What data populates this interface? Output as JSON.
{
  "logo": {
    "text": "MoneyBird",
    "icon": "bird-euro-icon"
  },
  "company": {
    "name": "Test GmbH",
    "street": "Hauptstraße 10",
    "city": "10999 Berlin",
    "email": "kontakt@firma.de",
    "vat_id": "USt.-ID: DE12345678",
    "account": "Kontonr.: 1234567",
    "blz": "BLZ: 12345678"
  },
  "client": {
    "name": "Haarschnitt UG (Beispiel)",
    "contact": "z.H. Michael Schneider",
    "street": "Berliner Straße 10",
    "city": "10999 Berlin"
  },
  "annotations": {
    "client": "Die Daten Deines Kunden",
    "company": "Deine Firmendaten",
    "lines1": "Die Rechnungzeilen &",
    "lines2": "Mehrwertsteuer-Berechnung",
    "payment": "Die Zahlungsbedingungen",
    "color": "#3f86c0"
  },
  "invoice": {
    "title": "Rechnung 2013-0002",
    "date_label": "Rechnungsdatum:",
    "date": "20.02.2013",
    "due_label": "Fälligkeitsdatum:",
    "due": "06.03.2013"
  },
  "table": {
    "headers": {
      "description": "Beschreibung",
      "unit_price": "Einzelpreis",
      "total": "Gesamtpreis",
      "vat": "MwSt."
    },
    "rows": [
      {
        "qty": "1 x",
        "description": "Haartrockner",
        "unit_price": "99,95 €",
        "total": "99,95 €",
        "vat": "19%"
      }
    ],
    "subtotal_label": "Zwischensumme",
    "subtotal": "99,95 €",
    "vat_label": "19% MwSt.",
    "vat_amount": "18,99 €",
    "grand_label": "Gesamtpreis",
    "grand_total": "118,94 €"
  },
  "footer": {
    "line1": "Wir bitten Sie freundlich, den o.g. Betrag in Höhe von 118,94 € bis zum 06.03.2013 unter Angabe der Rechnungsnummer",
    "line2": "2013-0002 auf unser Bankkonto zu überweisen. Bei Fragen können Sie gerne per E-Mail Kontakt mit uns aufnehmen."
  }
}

_TASK STATEMENT_
Please quote every record above exactly as it appears.

_TASK RESPONSE_
What data populates this interface? Output as JSON.
{
  "logo": {
    "text": "MoneyBird",
    "icon": "bird-euro-icon"
  },
  "company": {
    "name": "Test GmbH",
    "street": "Hauptstraße 10",
    "city": "10999 Berlin",
    "email": "kontakt@firma.de",
    "vat_id": "USt.-ID: DE12345678",
    "account": "Kontonr.: 1234567",
    "blz": "BLZ: 12345678"
  },
  "client": {
    "name": "Haarschnitt UG (Beispiel)",
    "contact": "z.H. Michael Schneider",
    "street": "Berliner Straße 10",
    "city": "10999 Berlin"
  },
  "annotations": {
    "client": "Die Daten Deines Kunden",
    "company": "Deine Firmendaten",
    "lines1": "Die Rechnungzeilen &",
    "lines2": "Mehrwertsteuer-Berechnung",
    "payment": "Die Zahlungsbedingungen",
    "color": "#3f86c0"
  },
  "invoice": {
    "title": "Rechnung 2013-0002",
    "date_label": "Rechnungsdatum:",
    "date": "20.02.2013",
    "due_label": "Fälligkeitsdatum:",
    "due": "06.03.2013"
  },
  "table": {
    "headers": {
      "description": "Beschreibung",
      "unit_price": "Einzelpreis",
      "total": "Gesamtpreis",
      "vat": "MwSt."
    },
    "rows": [
      {
        "qty": "1 x",
        "description": "Haartrockner",
        "unit_price": "99,95 €",
        "total": "99,95 €",
        "vat": "19%"
      }
    ],
    "subtotal_label": "Zwischensumme",
    "subtotal": "99,95 €",
    "vat_label": "19% MwSt.",
    "vat_amount": "18,99 €",
    "grand_label": "Gesamtpreis",
    "grand_total": "118,94 €"
  },
  "footer": {
    "line1": "Wir bitten Sie freundlich, den o.g. Betrag in Höhe von 118,94 € bis zum 06.03.2013 unter Angabe der Rechnungsnummer",
    "line2": "2013-0002 auf unser Bankkonto zu überweisen. Bei Fragen können Sie gerne per E-Mail Kontakt mit uns aufnehmen."
  }
}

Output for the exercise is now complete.